Report every line from the material that contains the word "breast".

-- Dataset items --
^^^^
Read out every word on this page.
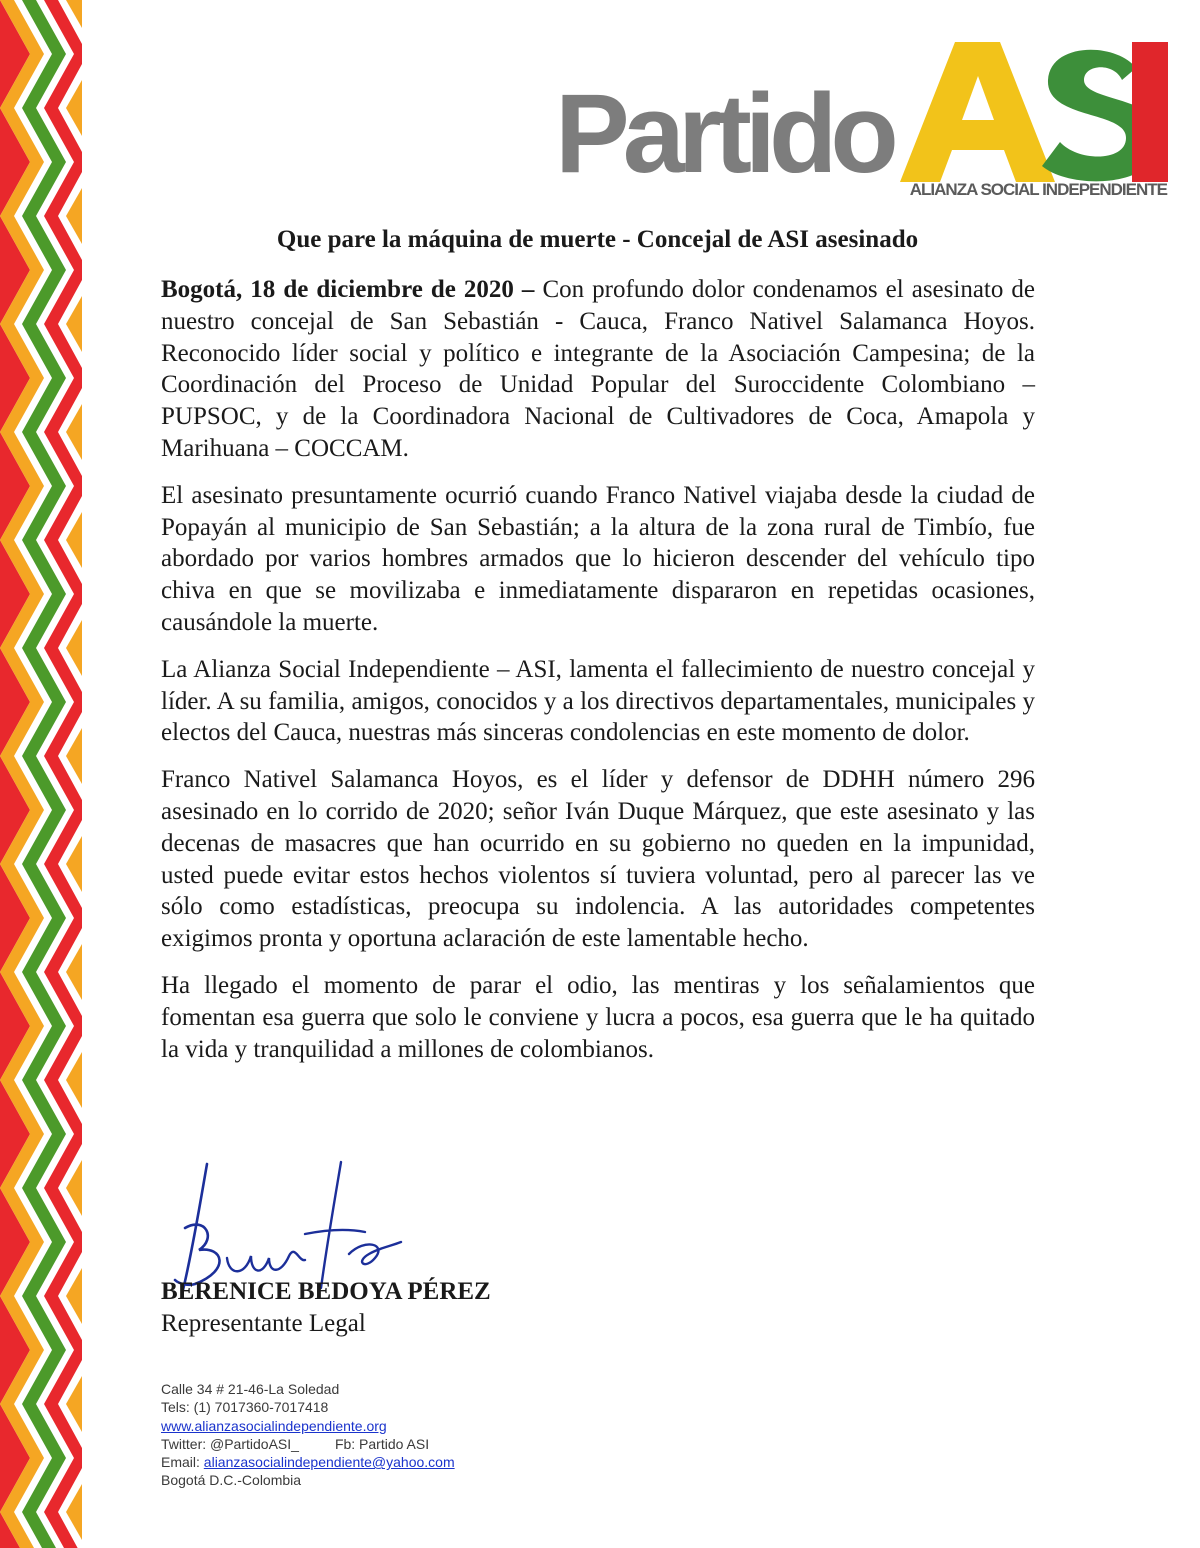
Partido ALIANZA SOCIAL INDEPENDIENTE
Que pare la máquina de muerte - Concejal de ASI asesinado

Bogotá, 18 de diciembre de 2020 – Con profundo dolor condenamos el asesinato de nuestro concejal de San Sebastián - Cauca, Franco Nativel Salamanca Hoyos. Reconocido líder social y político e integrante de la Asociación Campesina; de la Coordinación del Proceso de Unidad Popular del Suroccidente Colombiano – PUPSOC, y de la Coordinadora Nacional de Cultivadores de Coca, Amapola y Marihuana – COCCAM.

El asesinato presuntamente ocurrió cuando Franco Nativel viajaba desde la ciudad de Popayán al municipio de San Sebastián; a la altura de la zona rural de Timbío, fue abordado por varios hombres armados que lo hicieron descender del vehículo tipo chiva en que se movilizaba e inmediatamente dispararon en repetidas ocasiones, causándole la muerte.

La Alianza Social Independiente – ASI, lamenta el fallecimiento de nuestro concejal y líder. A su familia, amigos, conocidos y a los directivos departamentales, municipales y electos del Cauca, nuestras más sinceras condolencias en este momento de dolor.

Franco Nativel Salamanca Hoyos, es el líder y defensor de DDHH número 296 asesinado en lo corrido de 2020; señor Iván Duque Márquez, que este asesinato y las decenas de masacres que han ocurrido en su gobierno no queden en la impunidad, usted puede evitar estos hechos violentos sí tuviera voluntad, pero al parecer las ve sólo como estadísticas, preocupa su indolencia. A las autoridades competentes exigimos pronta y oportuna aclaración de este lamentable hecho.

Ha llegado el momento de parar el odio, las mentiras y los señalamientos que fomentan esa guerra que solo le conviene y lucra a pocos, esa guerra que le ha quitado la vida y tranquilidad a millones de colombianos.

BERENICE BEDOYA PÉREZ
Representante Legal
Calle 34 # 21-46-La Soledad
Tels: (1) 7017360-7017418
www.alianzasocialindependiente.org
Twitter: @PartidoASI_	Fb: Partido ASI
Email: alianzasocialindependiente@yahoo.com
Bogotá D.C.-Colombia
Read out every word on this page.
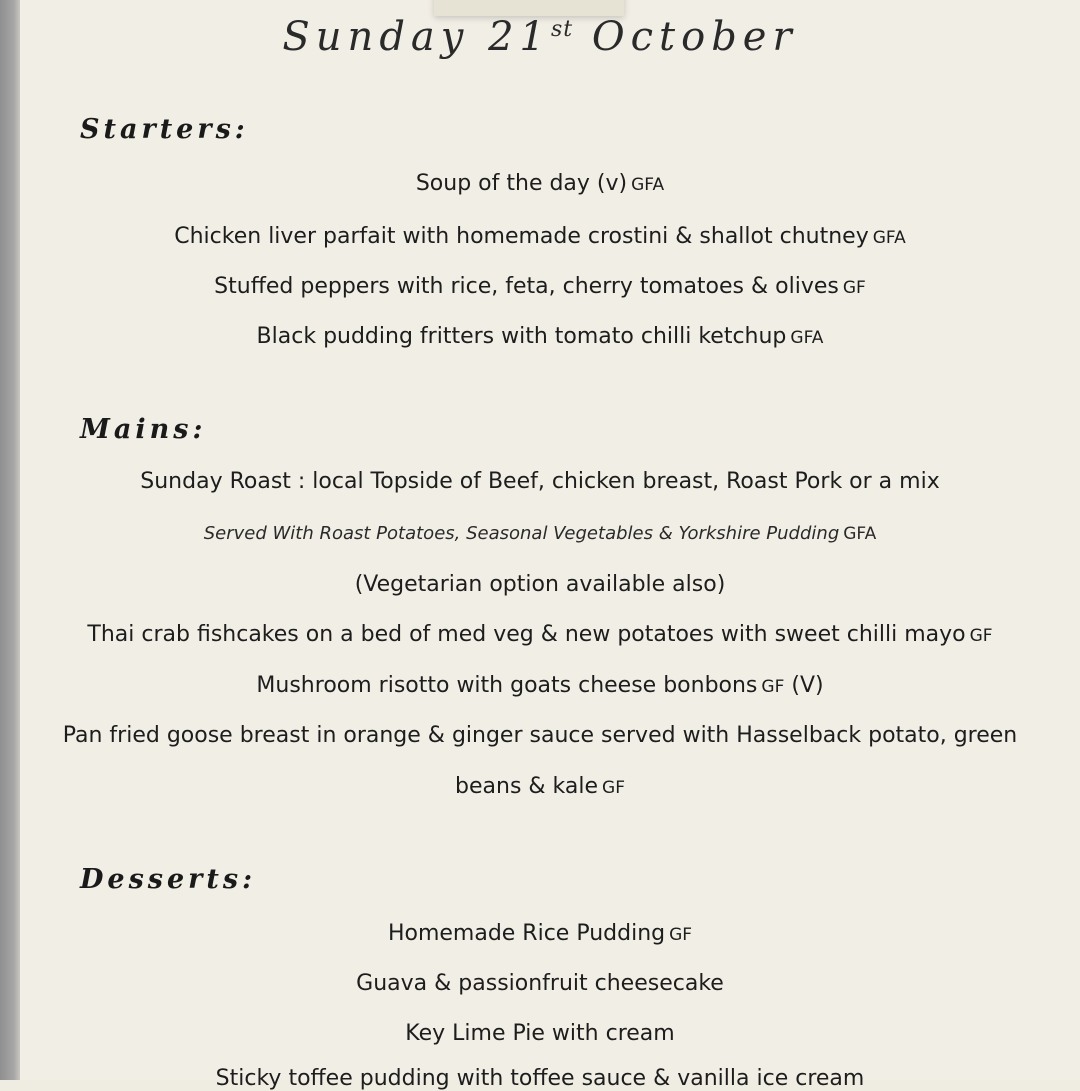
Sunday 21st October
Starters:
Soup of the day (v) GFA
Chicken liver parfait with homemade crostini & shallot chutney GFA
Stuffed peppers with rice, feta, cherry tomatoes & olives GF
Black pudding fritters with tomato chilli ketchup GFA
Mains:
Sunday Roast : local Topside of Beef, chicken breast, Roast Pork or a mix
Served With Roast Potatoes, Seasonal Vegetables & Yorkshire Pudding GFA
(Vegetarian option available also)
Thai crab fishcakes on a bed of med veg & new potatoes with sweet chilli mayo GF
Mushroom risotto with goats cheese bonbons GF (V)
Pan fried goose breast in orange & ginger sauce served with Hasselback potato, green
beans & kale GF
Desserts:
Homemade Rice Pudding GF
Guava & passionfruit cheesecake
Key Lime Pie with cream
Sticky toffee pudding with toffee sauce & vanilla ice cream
^^^^
-- Response --
Sunday Roast : local Topside of Beef, chicken breast, Roast Pork or a mix
Pan fried goose breast in orange & ginger sauce served with Hasselback potato, green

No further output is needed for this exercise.